*PROVIDED RECORDS*:
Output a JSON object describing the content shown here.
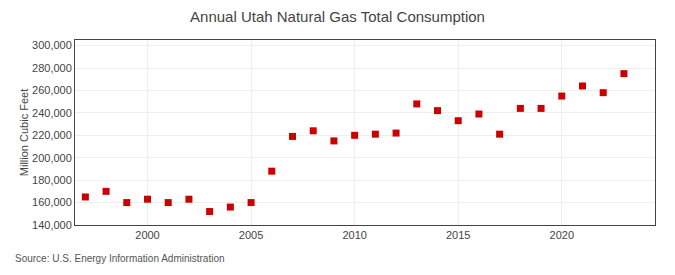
{
  "chart_data": {
    "type": "scatter",
    "title": "Annual Utah Natural Gas Total Consumption",
    "ylabel": "Million Cubic Feet",
    "annotations": [
      "Source: U.S. Energy Information Administration"
    ],
    "x": [
      1997,
      1998,
      1999,
      2000,
      2001,
      2002,
      2003,
      2004,
      2005,
      2006,
      2007,
      2008,
      2009,
      2010,
      2011,
      2012,
      2013,
      2014,
      2015,
      2016,
      2017,
      2018,
      2019,
      2020,
      2021,
      2022,
      2023
    ],
    "values": [
      165000,
      170000,
      160000,
      163000,
      160000,
      163000,
      152000,
      156000,
      160000,
      188000,
      219000,
      224000,
      215000,
      220000,
      221000,
      222000,
      248000,
      242000,
      233000,
      239000,
      221000,
      244000,
      244000,
      255000,
      264000,
      258000,
      275000
    ],
    "color": "#cc0000",
    "marker": "square",
    "xlim": [
      1996.5,
      2024.5
    ],
    "ylim": [
      140000,
      305000
    ],
    "xticks": [
      2000,
      2005,
      2010,
      2015,
      2020
    ],
    "yticks": [
      {
        "value": 140000,
        "label": "140,000"
      },
      {
        "value": 160000,
        "label": "160,000"
      },
      {
        "value": 180000,
        "label": "180,000"
      },
      {
        "value": 200000,
        "label": "200,000"
      },
      {
        "value": 220000,
        "label": "220,000"
      },
      {
        "value": 240000,
        "label": "240,000"
      },
      {
        "value": 260000,
        "label": "260,000"
      },
      {
        "value": 280000,
        "label": "280,000"
      },
      {
        "value": 300000,
        "label": "300,000"
      }
    ],
    "grid": true
  }
}
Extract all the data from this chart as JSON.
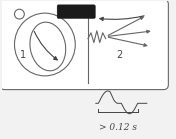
{
  "bg_color": "#f2f2f2",
  "black": "#1a1a1a",
  "dark_gray": "#444444",
  "med_gray": "#666666",
  "light_gray": "#999999",
  "label1": "1",
  "label2": "2",
  "measure_text": "> 0.12 s",
  "figsize": [
    1.76,
    1.39
  ],
  "dpi": 100
}
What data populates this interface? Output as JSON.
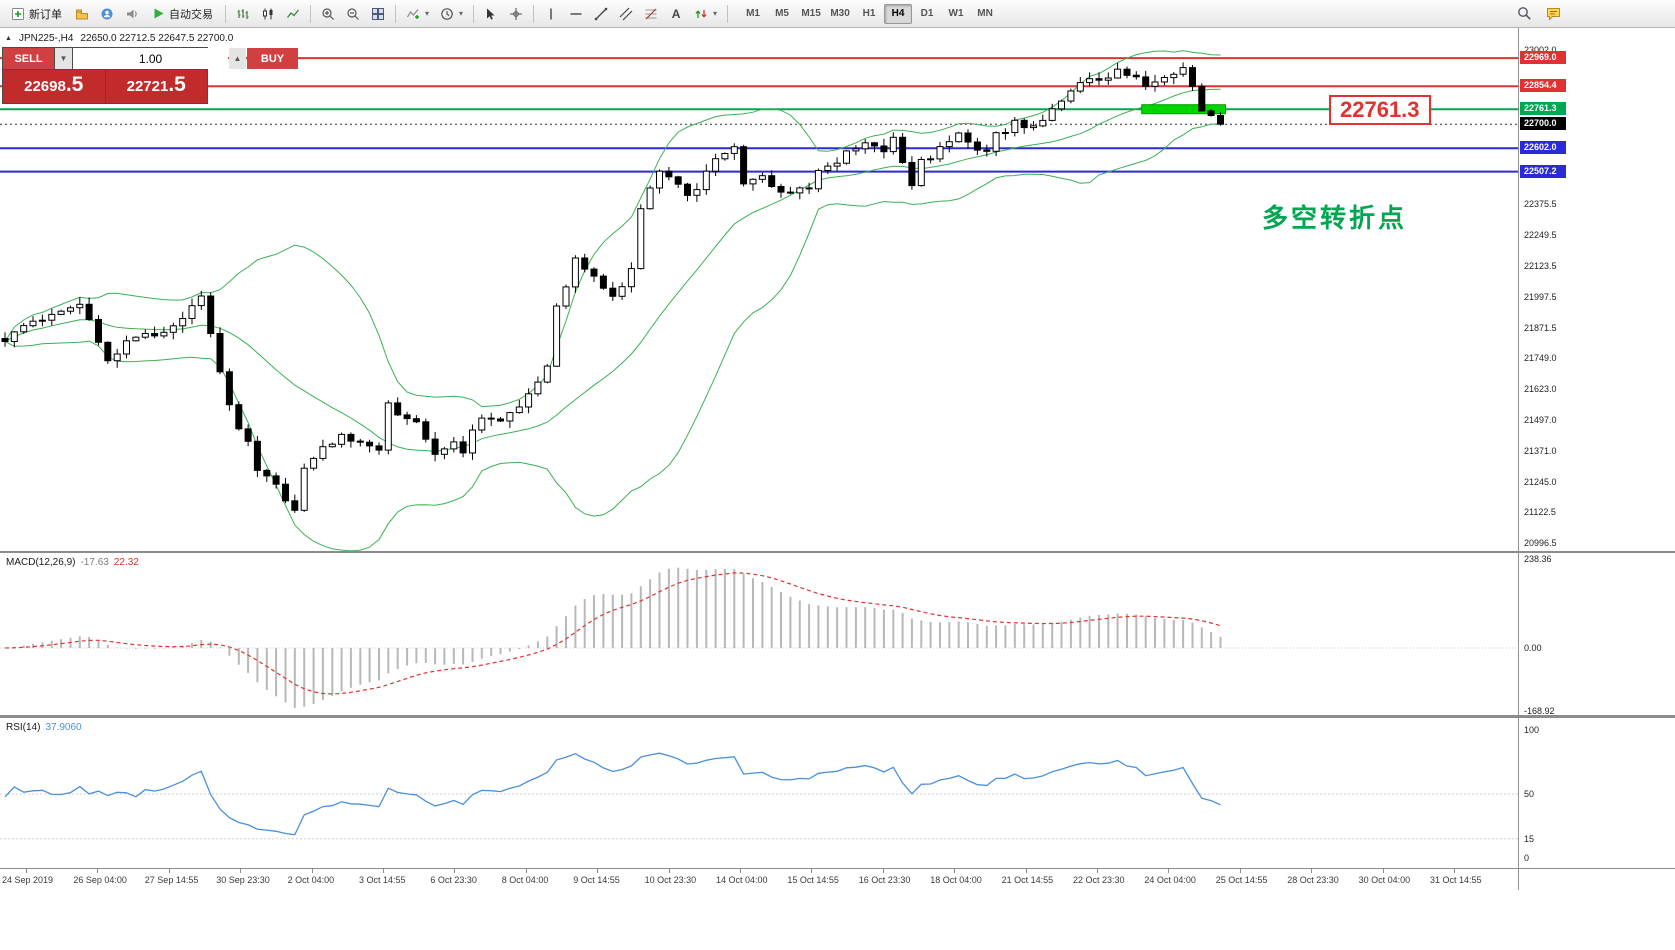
{
  "toolbar": {
    "new_order_label": "新订单",
    "auto_trading_label": "自动交易",
    "text_tool_glyph": "A",
    "timeframes": [
      "M1",
      "M5",
      "M15",
      "M30",
      "H1",
      "H4",
      "D1",
      "W1",
      "MN"
    ],
    "active_timeframe": "H4"
  },
  "chart_header": {
    "collapse_icon": "▲",
    "symbol": "JPN225-,H4",
    "ohlc": "22650.0 22712.5 22647.5 22700.0"
  },
  "trade_panel": {
    "sell_label": "SELL",
    "buy_label": "BUY",
    "volume": "1.00",
    "sell_price_main": "22698",
    "sell_price_frac": ".5",
    "buy_price_main": "22721",
    "buy_price_frac": ".5"
  },
  "annotations": {
    "pivot_price_label": "22761.3",
    "note_text": "多空转折点"
  },
  "colors": {
    "resistance": "#e03232",
    "pivot": "#00a651",
    "support": "#2a2ad8",
    "current": "#000000",
    "highlight": "#00d500",
    "bollinger": "#3cb054",
    "macd_histogram": "#b8b8b8",
    "macd_signal": "#e03232",
    "rsi_line": "#4a90d9"
  },
  "price_axis": {
    "plain_labels": [
      {
        "text": "23002.0",
        "price": 23002.0
      },
      {
        "text": "22375.5",
        "price": 22375.5
      },
      {
        "text": "22249.5",
        "price": 22249.5
      },
      {
        "text": "22123.5",
        "price": 22123.5
      },
      {
        "text": "21997.5",
        "price": 21997.5
      },
      {
        "text": "21871.5",
        "price": 21871.5
      },
      {
        "text": "21749.0",
        "price": 21749.0
      },
      {
        "text": "21623.0",
        "price": 21623.0
      },
      {
        "text": "21497.0",
        "price": 21497.0
      },
      {
        "text": "21371.0",
        "price": 21371.0
      },
      {
        "text": "21245.0",
        "price": 21245.0
      },
      {
        "text": "21122.5",
        "price": 21122.5
      },
      {
        "text": "20996.5",
        "price": 20996.5
      }
    ],
    "level_labels": [
      {
        "text": "22969.0",
        "price": 22969.0,
        "bg": "#e03232"
      },
      {
        "text": "22854.4",
        "price": 22854.4,
        "bg": "#e03232"
      },
      {
        "text": "22761.3",
        "price": 22761.3,
        "bg": "#00a651"
      },
      {
        "text": "22700.0",
        "price": 22700.0,
        "bg": "#000000"
      },
      {
        "text": "22602.0",
        "price": 22602.0,
        "bg": "#2a2ad8"
      },
      {
        "text": "22507.2",
        "price": 22507.2,
        "bg": "#2a2ad8"
      }
    ]
  },
  "macd_panel": {
    "name": "MACD(12,26,9)",
    "main_value": "-17.63",
    "signal_value": "22.32",
    "axis_labels": [
      {
        "text": "238.36",
        "value": 238.36
      },
      {
        "text": "0.00",
        "value": 0
      },
      {
        "text": "-168.92",
        "value": -168.92
      }
    ]
  },
  "rsi_panel": {
    "name": "RSI(14)",
    "value": "37.9060",
    "axis_labels": [
      {
        "text": "100",
        "value": 100
      },
      {
        "text": "50",
        "value": 50
      },
      {
        "text": "15",
        "value": 15
      },
      {
        "text": "0",
        "value": 0
      }
    ]
  },
  "time_axis": [
    "24 Sep 2019",
    "26 Sep 04:00",
    "27 Sep 14:55",
    "30 Sep 23:30",
    "2 Oct 04:00",
    "3 Oct 14:55",
    "6 Oct 23:30",
    "8 Oct 04:00",
    "9 Oct 14:55",
    "10 Oct 23:30",
    "14 Oct 04:00",
    "15 Oct 14:55",
    "16 Oct 23:30",
    "18 Oct 04:00",
    "21 Oct 14:55",
    "22 Oct 23:30",
    "24 Oct 04:00",
    "25 Oct 14:55",
    "28 Oct 23:30",
    "30 Oct 04:00",
    "31 Oct 14:55"
  ],
  "chart_data": {
    "type": "candlestick",
    "symbol": "JPN225-",
    "timeframe": "H4",
    "current_bar_ohlc": {
      "open": 22650.0,
      "high": 22712.5,
      "low": 22647.5,
      "close": 22700.0
    },
    "candle_count": 131,
    "price_axis_range": [
      20996.5,
      23002.0
    ],
    "close_keypoints": [
      [
        0,
        21820
      ],
      [
        3,
        21900
      ],
      [
        6,
        21930
      ],
      [
        8,
        21980
      ],
      [
        10,
        21820
      ],
      [
        11,
        21750
      ],
      [
        14,
        21830
      ],
      [
        16,
        21850
      ],
      [
        18,
        21880
      ],
      [
        21,
        21990
      ],
      [
        22,
        21850
      ],
      [
        24,
        21550
      ],
      [
        26,
        21400
      ],
      [
        27,
        21300
      ],
      [
        29,
        21250
      ],
      [
        31,
        21120
      ],
      [
        32,
        21300
      ],
      [
        34,
        21380
      ],
      [
        36,
        21450
      ],
      [
        38,
        21400
      ],
      [
        40,
        21380
      ],
      [
        41,
        21550
      ],
      [
        43,
        21500
      ],
      [
        44,
        21480
      ],
      [
        46,
        21350
      ],
      [
        48,
        21400
      ],
      [
        49,
        21380
      ],
      [
        51,
        21520
      ],
      [
        53,
        21480
      ],
      [
        56,
        21600
      ],
      [
        58,
        21700
      ],
      [
        59,
        21950
      ],
      [
        61,
        22150
      ],
      [
        62,
        22100
      ],
      [
        64,
        22050
      ],
      [
        65,
        22000
      ],
      [
        67,
        22100
      ],
      [
        68,
        22350
      ],
      [
        70,
        22500
      ],
      [
        72,
        22450
      ],
      [
        73,
        22400
      ],
      [
        75,
        22500
      ],
      [
        76,
        22550
      ],
      [
        78,
        22600
      ],
      [
        79,
        22450
      ],
      [
        81,
        22480
      ],
      [
        82,
        22450
      ],
      [
        84,
        22420
      ],
      [
        86,
        22450
      ],
      [
        87,
        22500
      ],
      [
        89,
        22550
      ],
      [
        90,
        22580
      ],
      [
        92,
        22620
      ],
      [
        94,
        22600
      ],
      [
        95,
        22650
      ],
      [
        97,
        22450
      ],
      [
        98,
        22550
      ],
      [
        100,
        22600
      ],
      [
        102,
        22650
      ],
      [
        103,
        22620
      ],
      [
        105,
        22600
      ],
      [
        106,
        22650
      ],
      [
        108,
        22700
      ],
      [
        110,
        22680
      ],
      [
        111,
        22720
      ],
      [
        113,
        22780
      ],
      [
        114,
        22850
      ],
      [
        116,
        22900
      ],
      [
        118,
        22880
      ],
      [
        119,
        22920
      ],
      [
        121,
        22900
      ],
      [
        122,
        22850
      ],
      [
        124,
        22880
      ],
      [
        126,
        22920
      ],
      [
        127,
        22850
      ],
      [
        128,
        22750
      ],
      [
        129,
        22720
      ],
      [
        130,
        22700
      ]
    ],
    "levels": {
      "resistance": [
        22969.0,
        22854.4
      ],
      "pivot": 22761.3,
      "current_price": 22700.0,
      "support": [
        22602.0,
        22507.2
      ]
    },
    "highlight_zone": {
      "price": 22761.3,
      "start_index": 122,
      "end_index": 130
    },
    "indicators": {
      "bollinger_bands": {
        "period": 20,
        "deviation": 2
      },
      "macd": {
        "fast": 12,
        "slow": 26,
        "signal": 9,
        "current_main": -17.63,
        "current_signal": 22.32,
        "axis_max": 238.36,
        "axis_min": -168.92
      },
      "rsi": {
        "period": 14,
        "current": 37.906,
        "scale": [
          0,
          100
        ]
      }
    }
  }
}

*WHAT YOU HAVE TO DO*: Count the lines in the records above that contain the word "Output", and give only that number.

*THE REPLY*: 2